TASK -
Quote the listing below in its entirety, omitting every image.

# # #

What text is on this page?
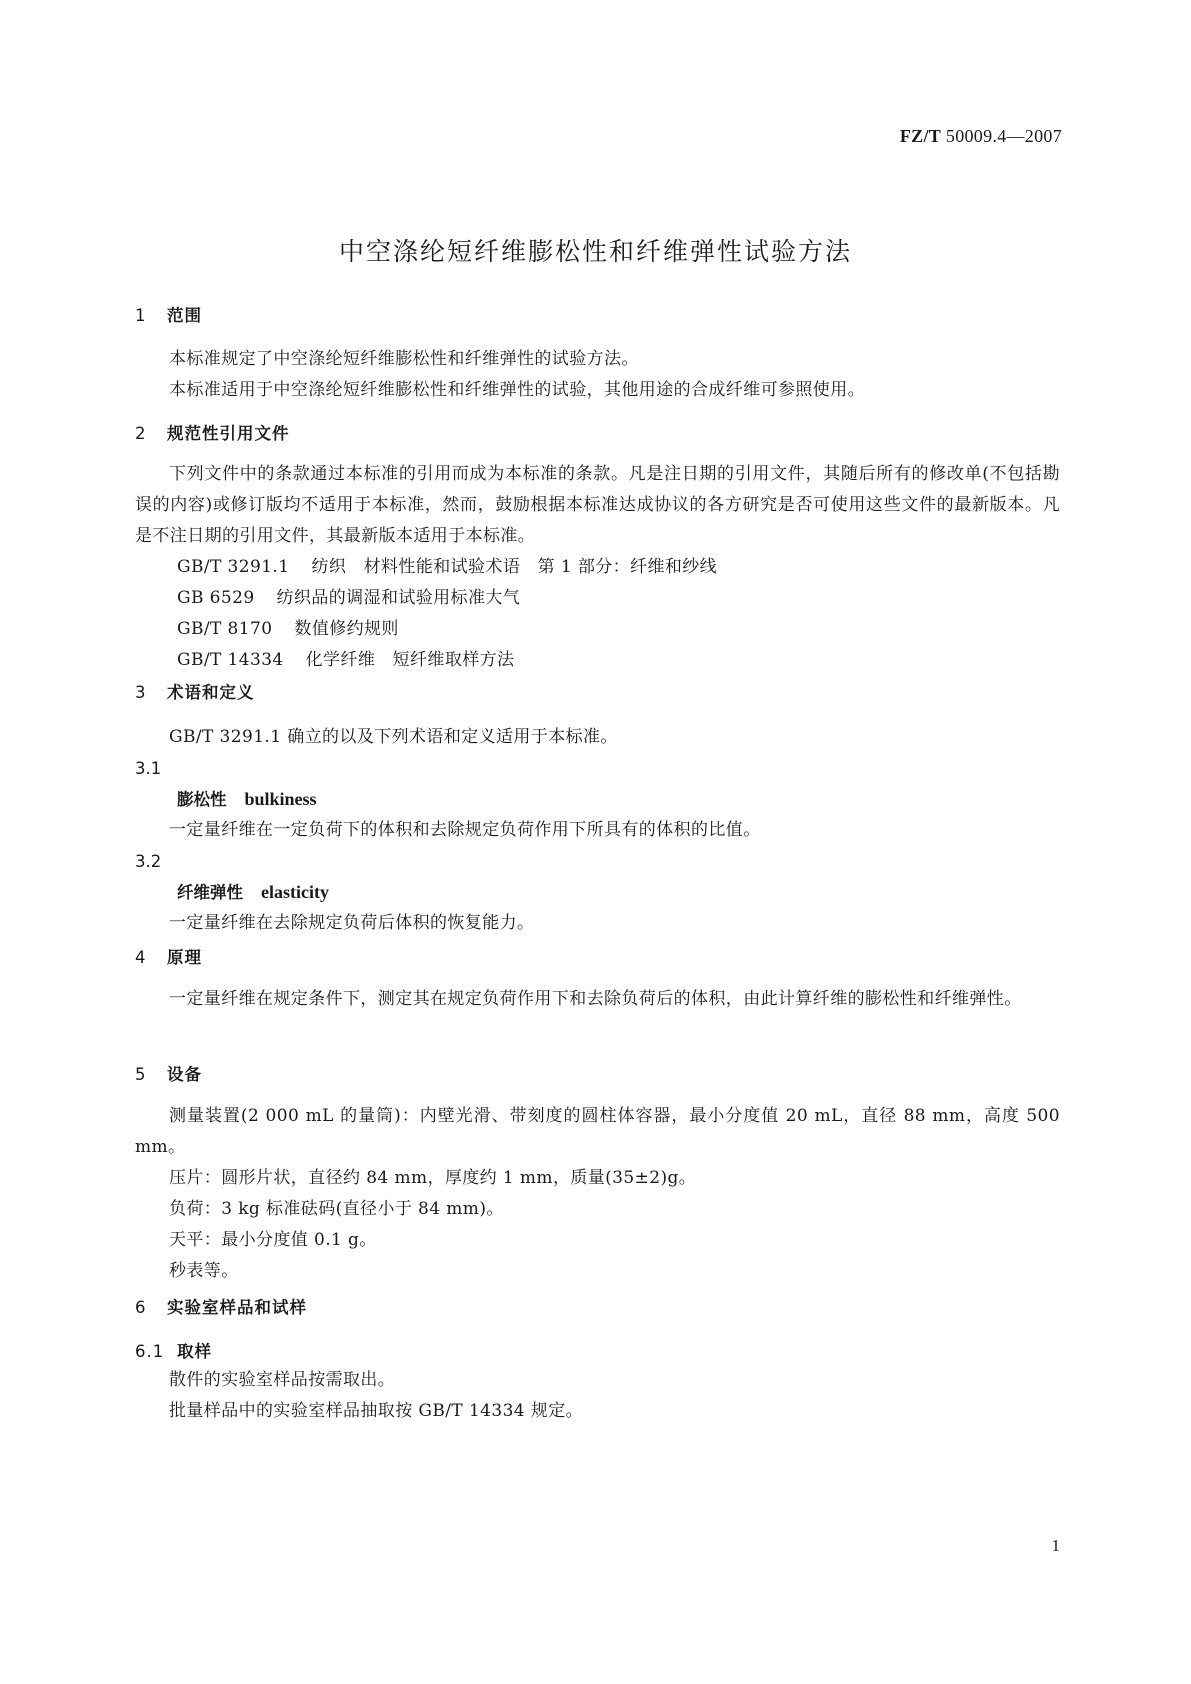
FZ/T 50009.4—2007
中空涤纶短纤维膨松性和纤维弹性试验方法
1 范围
本标准规定了中空涤纶短纤维膨松性和纤维弹性的试验方法。
本标准适用于中空涤纶短纤维膨松性和纤维弹性的试验，其他用途的合成纤维可参照使用。
2 规范性引用文件
下列文件中的条款通过本标准的引用而成为本标准的条款。凡是注日期的引用文件，其随后所有的修改单(不包括勘误的内容)或修订版均不适用于本标准，然而，鼓励根据本标准达成协议的各方研究是否可使用这些文件的最新版本。凡是不注日期的引用文件，其最新版本适用于本标准。
GB/T 3291.1 纺织　材料性能和试验术语　第 1 部分：纤维和纱线
GB 6529 纺织品的调湿和试验用标准大气
GB/T 8170 数值修约规则
GB/T 14334 化学纤维　短纤维取样方法
3 术语和定义
GB/T 3291.1 确立的以及下列术语和定义适用于本标准。
3.1
膨松性 bulkiness
一定量纤维在一定负荷下的体积和去除规定负荷作用下所具有的体积的比值。
3.2
纤维弹性 elasticity
一定量纤维在去除规定负荷后体积的恢复能力。
4 原理
一定量纤维在规定条件下，测定其在规定负荷作用下和去除负荷后的体积，由此计算纤维的膨松性和纤维弹性。
5 设备
测量装置(2 000 mL 的量筒)：内壁光滑、带刻度的圆柱体容器，最小分度值 20 mL，直径 88 mm，高度 500 mm。
压片：圆形片状，直径约 84 mm，厚度约 1 mm，质量(35±2)g。
负荷：3 kg 标准砝码(直径小于 84 mm)。
天平：最小分度值 0.1 g。
秒表等。
6 实验室样品和试样
6.1 取样
散件的实验室样品按需取出。
批量样品中的实验室样品抽取按 GB/T 14334 规定。
1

# # #

RESULT OF THIS TASK -
What text is on this page?
FZ/T 50009.4—2007
中空涤纶短纤维膨松性和纤维弹性试验方法
1 范围
本标准规定了中空涤纶短纤维膨松性和纤维弹性的试验方法。
本标准适用于中空涤纶短纤维膨松性和纤维弹性的试验，其他用途的合成纤维可参照使用。
2 规范性引用文件
下列文件中的条款通过本标准的引用而成为本标准的条款。凡是注日期的引用文件，其随后所有的修改单(不包括勘误的内容)或修订版均不适用于本标准，然而，鼓励根据本标准达成协议的各方研究是否可使用这些文件的最新版本。凡是不注日期的引用文件，其最新版本适用于本标准。
GB/T 3291.1 纺织　材料性能和试验术语　第 1 部分：纤维和纱线
GB 6529 纺织品的调湿和试验用标准大气
GB/T 8170 数值修约规则
GB/T 14334 化学纤维　短纤维取样方法
3 术语和定义
GB/T 3291.1 确立的以及下列术语和定义适用于本标准。
3.1
膨松性 bulkiness
一定量纤维在一定负荷下的体积和去除规定负荷作用下所具有的体积的比值。
3.2
纤维弹性 elasticity
一定量纤维在去除规定负荷后体积的恢复能力。
4 原理
一定量纤维在规定条件下，测定其在规定负荷作用下和去除负荷后的体积，由此计算纤维的膨松性和纤维弹性。
5 设备
测量装置(2 000 mL 的量筒)：内壁光滑、带刻度的圆柱体容器，最小分度值 20 mL，直径 88 mm，高度 500 mm。
压片：圆形片状，直径约 84 mm，厚度约 1 mm，质量(35±2)g。
负荷：3 kg 标准砝码(直径小于 84 mm)。
天平：最小分度值 0.1 g。
秒表等。
6 实验室样品和试样
6.1 取样
散件的实验室样品按需取出。
批量样品中的实验室样品抽取按 GB/T 14334 规定。
1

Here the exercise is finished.